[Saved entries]
=====

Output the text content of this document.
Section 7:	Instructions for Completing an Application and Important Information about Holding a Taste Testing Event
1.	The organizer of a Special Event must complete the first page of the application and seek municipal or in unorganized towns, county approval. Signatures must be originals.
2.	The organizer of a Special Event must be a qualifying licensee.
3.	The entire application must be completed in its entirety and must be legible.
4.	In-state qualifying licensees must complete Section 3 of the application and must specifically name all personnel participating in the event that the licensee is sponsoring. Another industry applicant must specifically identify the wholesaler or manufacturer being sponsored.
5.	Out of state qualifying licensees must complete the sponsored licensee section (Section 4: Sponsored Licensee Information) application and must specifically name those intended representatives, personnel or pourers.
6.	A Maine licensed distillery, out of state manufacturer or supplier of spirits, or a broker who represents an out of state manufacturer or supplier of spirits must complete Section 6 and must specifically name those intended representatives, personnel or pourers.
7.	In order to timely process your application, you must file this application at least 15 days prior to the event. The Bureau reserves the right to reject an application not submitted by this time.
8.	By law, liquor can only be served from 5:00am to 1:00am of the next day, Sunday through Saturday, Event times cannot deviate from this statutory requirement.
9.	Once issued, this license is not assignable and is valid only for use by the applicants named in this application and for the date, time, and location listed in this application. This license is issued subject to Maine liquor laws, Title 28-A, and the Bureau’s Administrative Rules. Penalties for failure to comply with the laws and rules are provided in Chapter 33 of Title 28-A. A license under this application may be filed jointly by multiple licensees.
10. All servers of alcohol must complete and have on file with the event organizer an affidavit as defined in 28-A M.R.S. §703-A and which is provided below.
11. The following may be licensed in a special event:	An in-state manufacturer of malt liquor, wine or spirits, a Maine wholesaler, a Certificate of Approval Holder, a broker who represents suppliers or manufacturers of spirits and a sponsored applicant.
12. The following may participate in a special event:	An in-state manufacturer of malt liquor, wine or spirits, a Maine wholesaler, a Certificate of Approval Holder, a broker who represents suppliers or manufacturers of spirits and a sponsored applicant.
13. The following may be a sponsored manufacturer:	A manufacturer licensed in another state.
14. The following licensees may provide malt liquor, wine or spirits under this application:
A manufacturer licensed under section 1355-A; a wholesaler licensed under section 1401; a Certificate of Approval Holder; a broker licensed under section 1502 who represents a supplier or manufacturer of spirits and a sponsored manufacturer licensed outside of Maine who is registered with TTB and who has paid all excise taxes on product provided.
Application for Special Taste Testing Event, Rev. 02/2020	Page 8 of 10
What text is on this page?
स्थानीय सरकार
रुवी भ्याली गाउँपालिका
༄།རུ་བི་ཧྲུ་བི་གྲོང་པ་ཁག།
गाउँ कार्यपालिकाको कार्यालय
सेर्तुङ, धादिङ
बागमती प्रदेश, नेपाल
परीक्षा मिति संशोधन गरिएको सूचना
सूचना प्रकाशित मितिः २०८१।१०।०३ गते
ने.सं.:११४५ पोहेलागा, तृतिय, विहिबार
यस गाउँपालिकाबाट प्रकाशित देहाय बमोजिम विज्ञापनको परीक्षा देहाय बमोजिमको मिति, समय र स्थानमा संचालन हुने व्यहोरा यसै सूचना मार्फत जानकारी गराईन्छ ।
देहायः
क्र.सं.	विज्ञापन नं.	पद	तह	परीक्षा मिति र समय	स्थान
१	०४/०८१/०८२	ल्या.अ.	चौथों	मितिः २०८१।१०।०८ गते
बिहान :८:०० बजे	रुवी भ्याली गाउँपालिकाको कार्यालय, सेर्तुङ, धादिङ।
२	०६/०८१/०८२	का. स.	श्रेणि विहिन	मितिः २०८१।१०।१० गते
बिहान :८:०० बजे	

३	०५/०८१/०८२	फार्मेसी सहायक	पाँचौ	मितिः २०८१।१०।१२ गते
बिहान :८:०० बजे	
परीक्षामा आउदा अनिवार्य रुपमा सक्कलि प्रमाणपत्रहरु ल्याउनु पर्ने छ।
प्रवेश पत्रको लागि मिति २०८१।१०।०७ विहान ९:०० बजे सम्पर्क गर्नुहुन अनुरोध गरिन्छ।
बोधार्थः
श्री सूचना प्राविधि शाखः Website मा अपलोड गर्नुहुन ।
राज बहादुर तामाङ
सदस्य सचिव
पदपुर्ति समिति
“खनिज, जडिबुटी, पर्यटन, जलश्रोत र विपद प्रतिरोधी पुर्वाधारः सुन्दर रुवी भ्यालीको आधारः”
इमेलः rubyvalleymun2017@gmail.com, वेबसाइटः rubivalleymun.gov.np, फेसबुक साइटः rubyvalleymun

=====

*GIVEN PROBLEM*
Find out how many lines in the listing contain the string "wine". Give the number alone.

*SOLUTION*
3